◆ Objective
The records below need retyping in full; give them again exactly.

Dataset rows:
┌──

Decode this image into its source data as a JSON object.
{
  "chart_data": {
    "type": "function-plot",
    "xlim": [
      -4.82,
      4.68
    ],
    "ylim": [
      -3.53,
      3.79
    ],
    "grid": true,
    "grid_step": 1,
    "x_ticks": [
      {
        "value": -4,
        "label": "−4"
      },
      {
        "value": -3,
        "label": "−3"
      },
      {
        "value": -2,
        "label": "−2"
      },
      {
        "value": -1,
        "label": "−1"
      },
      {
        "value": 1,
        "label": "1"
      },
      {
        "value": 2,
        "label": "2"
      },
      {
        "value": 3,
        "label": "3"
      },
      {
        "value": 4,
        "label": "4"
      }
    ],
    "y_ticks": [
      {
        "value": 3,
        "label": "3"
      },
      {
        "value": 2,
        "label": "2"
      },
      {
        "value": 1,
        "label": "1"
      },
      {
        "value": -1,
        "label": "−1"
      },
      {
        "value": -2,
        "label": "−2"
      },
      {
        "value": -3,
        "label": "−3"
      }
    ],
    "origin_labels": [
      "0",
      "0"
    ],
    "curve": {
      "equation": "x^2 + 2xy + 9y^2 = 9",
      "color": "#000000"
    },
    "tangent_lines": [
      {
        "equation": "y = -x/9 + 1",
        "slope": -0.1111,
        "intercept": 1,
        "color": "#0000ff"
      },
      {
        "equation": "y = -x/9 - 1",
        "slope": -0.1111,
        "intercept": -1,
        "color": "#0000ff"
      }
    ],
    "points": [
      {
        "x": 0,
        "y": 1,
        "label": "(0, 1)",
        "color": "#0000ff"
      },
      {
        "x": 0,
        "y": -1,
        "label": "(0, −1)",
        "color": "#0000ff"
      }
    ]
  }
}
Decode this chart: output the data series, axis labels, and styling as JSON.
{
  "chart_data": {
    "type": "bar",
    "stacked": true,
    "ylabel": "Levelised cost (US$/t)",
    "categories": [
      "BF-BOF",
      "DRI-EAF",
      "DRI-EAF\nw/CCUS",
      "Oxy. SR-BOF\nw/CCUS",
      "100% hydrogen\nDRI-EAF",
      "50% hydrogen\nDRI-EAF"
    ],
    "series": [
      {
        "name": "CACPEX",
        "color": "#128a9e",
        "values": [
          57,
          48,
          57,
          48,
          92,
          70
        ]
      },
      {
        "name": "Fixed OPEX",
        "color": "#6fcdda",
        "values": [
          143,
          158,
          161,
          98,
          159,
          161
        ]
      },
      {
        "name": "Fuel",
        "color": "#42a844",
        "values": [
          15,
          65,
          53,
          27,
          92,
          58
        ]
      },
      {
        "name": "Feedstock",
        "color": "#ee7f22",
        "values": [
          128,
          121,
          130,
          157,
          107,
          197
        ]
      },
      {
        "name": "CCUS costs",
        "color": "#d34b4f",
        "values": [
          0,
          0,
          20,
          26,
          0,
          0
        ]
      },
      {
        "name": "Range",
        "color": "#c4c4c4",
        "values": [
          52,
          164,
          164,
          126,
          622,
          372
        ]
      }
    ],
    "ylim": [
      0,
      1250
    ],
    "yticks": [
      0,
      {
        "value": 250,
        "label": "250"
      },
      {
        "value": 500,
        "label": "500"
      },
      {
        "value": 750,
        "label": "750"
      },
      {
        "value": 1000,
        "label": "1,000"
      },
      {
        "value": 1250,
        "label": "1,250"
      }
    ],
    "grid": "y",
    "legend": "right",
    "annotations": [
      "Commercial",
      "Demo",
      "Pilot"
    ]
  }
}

└──

◆ Result below
Decode this image into its source data as a JSON object.
{
  "chart_data": {
    "type": "function-plot",
    "xlim": [
      -4.82,
      4.68
    ],
    "ylim": [
      -3.53,
      3.79
    ],
    "grid": true,
    "grid_step": 1,
    "x_ticks": [
      {
        "value": -4,
        "label": "−4"
      },
      {
        "value": -3,
        "label": "−3"
      },
      {
        "value": -2,
        "label": "−2"
      },
      {
        "value": -1,
        "label": "−1"
      },
      {
        "value": 1,
        "label": "1"
      },
      {
        "value": 2,
        "label": "2"
      },
      {
        "value": 3,
        "label": "3"
      },
      {
        "value": 4,
        "label": "4"
      }
    ],
    "y_ticks": [
      {
        "value": 3,
        "label": "3"
      },
      {
        "value": 2,
        "label": "2"
      },
      {
        "value": 1,
        "label": "1"
      },
      {
        "value": -1,
        "label": "−1"
      },
      {
        "value": -2,
        "label": "−2"
      },
      {
        "value": -3,
        "label": "−3"
      }
    ],
    "origin_labels": [
      "0",
      "0"
    ],
    "curve": {
      "equation": "x^2 + 2xy + 9y^2 = 9",
      "color": "#000000"
    },
    "tangent_lines": [
      {
        "equation": "y = -x/9 + 1",
        "slope": -0.1111,
        "intercept": 1,
        "color": "#0000ff"
      },
      {
        "equation": "y = -x/9 - 1",
        "slope": -0.1111,
        "intercept": -1,
        "color": "#0000ff"
      }
    ],
    "points": [
      {
        "x": 0,
        "y": 1,
        "label": "(0, 1)",
        "color": "#0000ff"
      },
      {
        "x": 0,
        "y": -1,
        "label": "(0, −1)",
        "color": "#0000ff"
      }
    ]
  }
}
Decode this chart: output the data series, axis labels, and styling as JSON.
{
  "chart_data": {
    "type": "bar",
    "stacked": true,
    "ylabel": "Levelised cost (US$/t)",
    "categories": [
      "BF-BOF",
      "DRI-EAF",
      "DRI-EAF\nw/CCUS",
      "Oxy. SR-BOF\nw/CCUS",
      "100% hydrogen\nDRI-EAF",
      "50% hydrogen\nDRI-EAF"
    ],
    "series": [
      {
        "name": "CACPEX",
        "color": "#128a9e",
        "values": [
          57,
          48,
          57,
          48,
          92,
          70
        ]
      },
      {
        "name": "Fixed OPEX",
        "color": "#6fcdda",
        "values": [
          143,
          158,
          161,
          98,
          159,
          161
        ]
      },
      {
        "name": "Fuel",
        "color": "#42a844",
        "values": [
          15,
          65,
          53,
          27,
          92,
          58
        ]
      },
      {
        "name": "Feedstock",
        "color": "#ee7f22",
        "values": [
          128,
          121,
          130,
          157,
          107,
          197
        ]
      },
      {
        "name": "CCUS costs",
        "color": "#d34b4f",
        "values": [
          0,
          0,
          20,
          26,
          0,
          0
        ]
      },
      {
        "name": "Range",
        "color": "#c4c4c4",
        "values": [
          52,
          164,
          164,
          126,
          622,
          372
        ]
      }
    ],
    "ylim": [
      0,
      1250
    ],
    "yticks": [
      0,
      {
        "value": 250,
        "label": "250"
      },
      {
        "value": 500,
        "label": "500"
      },
      {
        "value": 750,
        "label": "750"
      },
      {
        "value": 1000,
        "label": "1,000"
      },
      {
        "value": 1250,
        "label": "1,250"
      }
    ],
    "grid": "y",
    "legend": "right",
    "annotations": [
      "Commercial",
      "Demo",
      "Pilot"
    ]
  }
}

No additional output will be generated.